Data excerpts
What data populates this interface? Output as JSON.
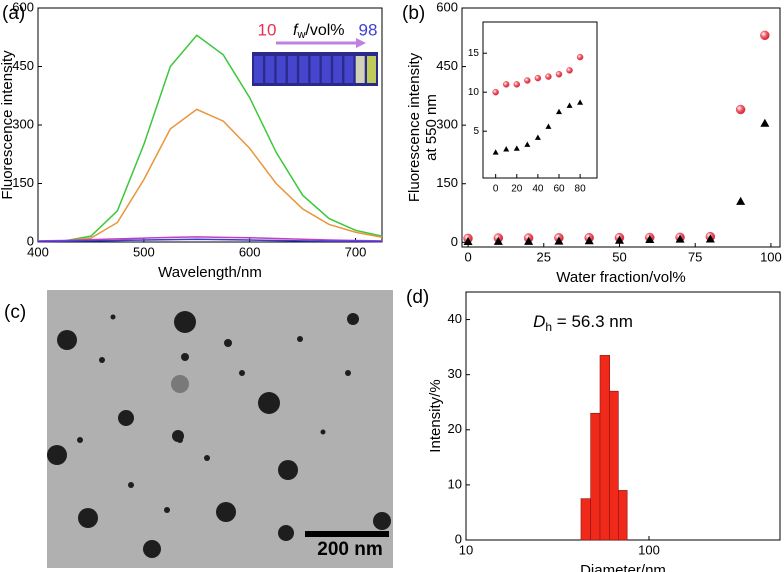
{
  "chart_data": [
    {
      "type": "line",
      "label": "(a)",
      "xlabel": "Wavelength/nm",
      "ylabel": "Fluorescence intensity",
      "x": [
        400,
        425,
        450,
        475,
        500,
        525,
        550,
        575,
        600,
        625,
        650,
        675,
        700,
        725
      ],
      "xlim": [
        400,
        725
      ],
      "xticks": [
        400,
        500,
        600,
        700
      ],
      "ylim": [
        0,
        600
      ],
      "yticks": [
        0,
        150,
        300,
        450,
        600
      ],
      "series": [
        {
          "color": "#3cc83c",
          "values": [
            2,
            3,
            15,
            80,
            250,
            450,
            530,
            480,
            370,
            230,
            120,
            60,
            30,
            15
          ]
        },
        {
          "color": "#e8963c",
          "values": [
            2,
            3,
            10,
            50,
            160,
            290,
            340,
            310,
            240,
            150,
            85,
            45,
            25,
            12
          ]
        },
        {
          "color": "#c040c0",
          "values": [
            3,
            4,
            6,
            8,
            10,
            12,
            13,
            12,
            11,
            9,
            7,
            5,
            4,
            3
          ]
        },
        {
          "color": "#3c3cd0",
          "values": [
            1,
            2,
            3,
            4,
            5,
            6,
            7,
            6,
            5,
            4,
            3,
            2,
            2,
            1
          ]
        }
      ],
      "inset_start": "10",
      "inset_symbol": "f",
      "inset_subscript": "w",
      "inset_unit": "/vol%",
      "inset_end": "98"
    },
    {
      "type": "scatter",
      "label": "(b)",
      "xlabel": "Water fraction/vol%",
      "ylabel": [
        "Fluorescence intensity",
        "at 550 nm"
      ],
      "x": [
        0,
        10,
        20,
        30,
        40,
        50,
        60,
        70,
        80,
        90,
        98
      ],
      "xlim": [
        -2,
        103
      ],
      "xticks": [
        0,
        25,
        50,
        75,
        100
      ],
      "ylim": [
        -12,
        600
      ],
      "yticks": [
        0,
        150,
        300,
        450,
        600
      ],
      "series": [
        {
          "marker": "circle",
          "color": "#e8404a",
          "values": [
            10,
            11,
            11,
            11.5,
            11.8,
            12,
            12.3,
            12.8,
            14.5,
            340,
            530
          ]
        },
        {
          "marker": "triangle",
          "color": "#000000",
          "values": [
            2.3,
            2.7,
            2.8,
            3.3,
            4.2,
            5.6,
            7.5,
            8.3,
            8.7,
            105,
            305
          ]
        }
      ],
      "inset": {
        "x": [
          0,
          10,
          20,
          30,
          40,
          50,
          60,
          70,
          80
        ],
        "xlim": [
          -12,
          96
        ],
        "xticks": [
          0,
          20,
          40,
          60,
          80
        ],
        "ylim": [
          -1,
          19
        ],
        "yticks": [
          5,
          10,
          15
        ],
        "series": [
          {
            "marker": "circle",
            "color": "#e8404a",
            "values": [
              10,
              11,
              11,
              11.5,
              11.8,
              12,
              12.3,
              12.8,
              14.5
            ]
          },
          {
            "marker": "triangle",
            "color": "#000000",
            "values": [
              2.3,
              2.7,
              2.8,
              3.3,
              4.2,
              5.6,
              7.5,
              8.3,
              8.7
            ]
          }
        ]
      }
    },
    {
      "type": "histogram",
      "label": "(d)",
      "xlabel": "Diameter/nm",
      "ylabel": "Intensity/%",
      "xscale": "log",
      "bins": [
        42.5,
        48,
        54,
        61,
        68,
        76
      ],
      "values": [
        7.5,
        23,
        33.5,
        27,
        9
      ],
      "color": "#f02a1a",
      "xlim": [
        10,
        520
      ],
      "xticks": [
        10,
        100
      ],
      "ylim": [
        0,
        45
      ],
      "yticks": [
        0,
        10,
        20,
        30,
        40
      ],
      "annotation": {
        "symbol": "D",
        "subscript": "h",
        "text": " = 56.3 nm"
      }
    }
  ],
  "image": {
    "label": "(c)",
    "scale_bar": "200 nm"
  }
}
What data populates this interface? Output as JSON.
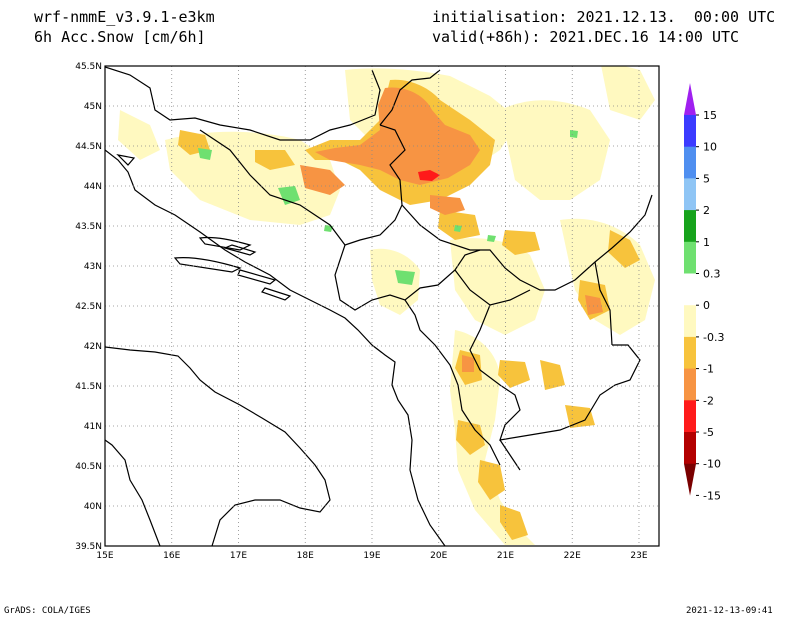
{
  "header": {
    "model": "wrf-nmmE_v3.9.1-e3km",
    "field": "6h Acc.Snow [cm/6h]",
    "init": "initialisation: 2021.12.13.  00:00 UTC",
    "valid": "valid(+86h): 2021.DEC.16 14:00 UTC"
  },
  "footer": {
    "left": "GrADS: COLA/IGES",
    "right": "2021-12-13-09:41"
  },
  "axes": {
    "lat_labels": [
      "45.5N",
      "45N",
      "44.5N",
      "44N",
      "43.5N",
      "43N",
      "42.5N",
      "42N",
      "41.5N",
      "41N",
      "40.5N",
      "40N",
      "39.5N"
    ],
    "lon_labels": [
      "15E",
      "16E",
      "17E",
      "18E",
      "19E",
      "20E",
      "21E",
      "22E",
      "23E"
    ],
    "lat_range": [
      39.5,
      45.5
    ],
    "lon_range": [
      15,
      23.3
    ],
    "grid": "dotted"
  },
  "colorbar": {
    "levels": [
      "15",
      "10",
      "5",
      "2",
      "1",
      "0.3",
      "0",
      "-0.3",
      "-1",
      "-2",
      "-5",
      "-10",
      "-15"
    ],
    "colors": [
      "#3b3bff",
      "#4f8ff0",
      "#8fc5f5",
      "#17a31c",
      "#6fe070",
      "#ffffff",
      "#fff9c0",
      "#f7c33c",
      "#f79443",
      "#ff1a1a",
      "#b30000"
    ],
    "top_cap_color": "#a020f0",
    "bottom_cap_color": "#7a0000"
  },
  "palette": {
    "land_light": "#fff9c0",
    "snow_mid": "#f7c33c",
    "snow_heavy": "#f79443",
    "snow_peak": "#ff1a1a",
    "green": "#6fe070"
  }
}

Problem description
Reproduce all entries exactly. Pictures do not belong in the copy.

Completed exercise
What data populates this interface? Output as JSON.
{
  "chart_data": [
    {
      "type": "line",
      "label": "(a)",
      "xlabel": "Wavelength/nm",
      "ylabel": "Fluorescence intensity",
      "x": [
        400,
        425,
        450,
        475,
        500,
        525,
        550,
        575,
        600,
        625,
        650,
        675,
        700,
        725
      ],
      "xlim": [
        400,
        725
      ],
      "xticks": [
        400,
        500,
        600,
        700
      ],
      "ylim": [
        0,
        600
      ],
      "yticks": [
        0,
        150,
        300,
        450,
        600
      ],
      "series": [
        {
          "color": "#3cc83c",
          "values": [
            2,
            3,
            15,
            80,
            250,
            450,
            530,
            480,
            370,
            230,
            120,
            60,
            30,
            15
          ]
        },
        {
          "color": "#e8963c",
          "values": [
            2,
            3,
            10,
            50,
            160,
            290,
            340,
            310,
            240,
            150,
            85,
            45,
            25,
            12
          ]
        },
        {
          "color": "#c040c0",
          "values": [
            3,
            4,
            6,
            8,
            10,
            12,
            13,
            12,
            11,
            9,
            7,
            5,
            4,
            3
          ]
        },
        {
          "color": "#3c3cd0",
          "values": [
            1,
            2,
            3,
            4,
            5,
            6,
            7,
            6,
            5,
            4,
            3,
            2,
            2,
            1
          ]
        }
      ],
      "inset_start": "10",
      "inset_symbol": "f",
      "inset_subscript": "w",
      "inset_unit": "/vol%",
      "inset_end": "98"
    },
    {
      "type": "scatter",
      "label": "(b)",
      "xlabel": "Water fraction/vol%",
      "ylabel": [
        "Fluorescence intensity",
        "at 550 nm"
      ],
      "x": [
        0,
        10,
        20,
        30,
        40,
        50,
        60,
        70,
        80,
        90,
        98
      ],
      "xlim": [
        -2,
        103
      ],
      "xticks": [
        0,
        25,
        50,
        75,
        100
      ],
      "ylim": [
        -12,
        600
      ],
      "yticks": [
        0,
        150,
        300,
        450,
        600
      ],
      "series": [
        {
          "marker": "circle",
          "color": "#e8404a",
          "values": [
            10,
            11,
            11,
            11.5,
            11.8,
            12,
            12.3,
            12.8,
            14.5,
            340,
            530
          ]
        },
        {
          "marker": "triangle",
          "color": "#000000",
          "values": [
            2.3,
            2.7,
            2.8,
            3.3,
            4.2,
            5.6,
            7.5,
            8.3,
            8.7,
            105,
            305
          ]
        }
      ],
      "inset": {
        "x": [
          0,
          10,
          20,
          30,
          40,
          50,
          60,
          70,
          80
        ],
        "xlim": [
          -12,
          96
        ],
        "xticks": [
          0,
          20,
          40,
          60,
          80
        ],
        "ylim": [
          -1,
          19
        ],
        "yticks": [
          5,
          10,
          15
        ],
        "series": [
          {
            "marker": "circle",
            "color": "#e8404a",
            "values": [
              10,
              11,
              11,
              11.5,
              11.8,
              12,
              12.3,
              12.8,
              14.5
            ]
          },
          {
            "marker": "triangle",
            "color": "#000000",
            "values": [
              2.3,
              2.7,
              2.8,
              3.3,
              4.2,
              5.6,
              7.5,
              8.3,
              8.7
            ]
          }
        ]
      }
    },
    {
      "type": "histogram",
      "label": "(d)",
      "xlabel": "Diameter/nm",
      "ylabel": "Intensity/%",
      "xscale": "log",
      "bins": [
        42.5,
        48,
        54,
        61,
        68,
        76
      ],
      "values": [
        7.5,
        23,
        33.5,
        27,
        9
      ],
      "color": "#f02a1a",
      "xlim": [
        10,
        520
      ],
      "xticks": [
        10,
        100
      ],
      "ylim": [
        0,
        45
      ],
      "yticks": [
        0,
        10,
        20,
        30,
        40
      ],
      "annotation": {
        "symbol": "D",
        "subscript": "h",
        "text": " = 56.3 nm"
      }
    }
  ],
  "image": {
    "label": "(c)",
    "scale_bar": "200 nm"
  }
}
What data populates this interface? Output as JSON.
{
  "header": {
    "model": "wrf-nmmE_v3.9.1-e3km",
    "field": "6h Acc.Snow [cm/6h]",
    "init": "initialisation: 2021.12.13.  00:00 UTC",
    "valid": "valid(+86h): 2021.DEC.16 14:00 UTC"
  },
  "footer": {
    "left": "GrADS: COLA/IGES",
    "right": "2021-12-13-09:41"
  },
  "axes": {
    "lat_labels": [
      "45.5N",
      "45N",
      "44.5N",
      "44N",
      "43.5N",
      "43N",
      "42.5N",
      "42N",
      "41.5N",
      "41N",
      "40.5N",
      "40N",
      "39.5N"
    ],
    "lon_labels": [
      "15E",
      "16E",
      "17E",
      "18E",
      "19E",
      "20E",
      "21E",
      "22E",
      "23E"
    ],
    "lat_range": [
      39.5,
      45.5
    ],
    "lon_range": [
      15,
      23.3
    ],
    "grid": "dotted"
  },
  "colorbar": {
    "levels": [
      "15",
      "10",
      "5",
      "2",
      "1",
      "0.3",
      "0",
      "-0.3",
      "-1",
      "-2",
      "-5",
      "-10",
      "-15"
    ],
    "colors": [
      "#3b3bff",
      "#4f8ff0",
      "#8fc5f5",
      "#17a31c",
      "#6fe070",
      "#ffffff",
      "#fff9c0",
      "#f7c33c",
      "#f79443",
      "#ff1a1a",
      "#b30000"
    ],
    "top_cap_color": "#a020f0",
    "bottom_cap_color": "#7a0000"
  },
  "palette": {
    "land_light": "#fff9c0",
    "snow_mid": "#f7c33c",
    "snow_heavy": "#f79443",
    "snow_peak": "#ff1a1a",
    "green": "#6fe070"
  }
}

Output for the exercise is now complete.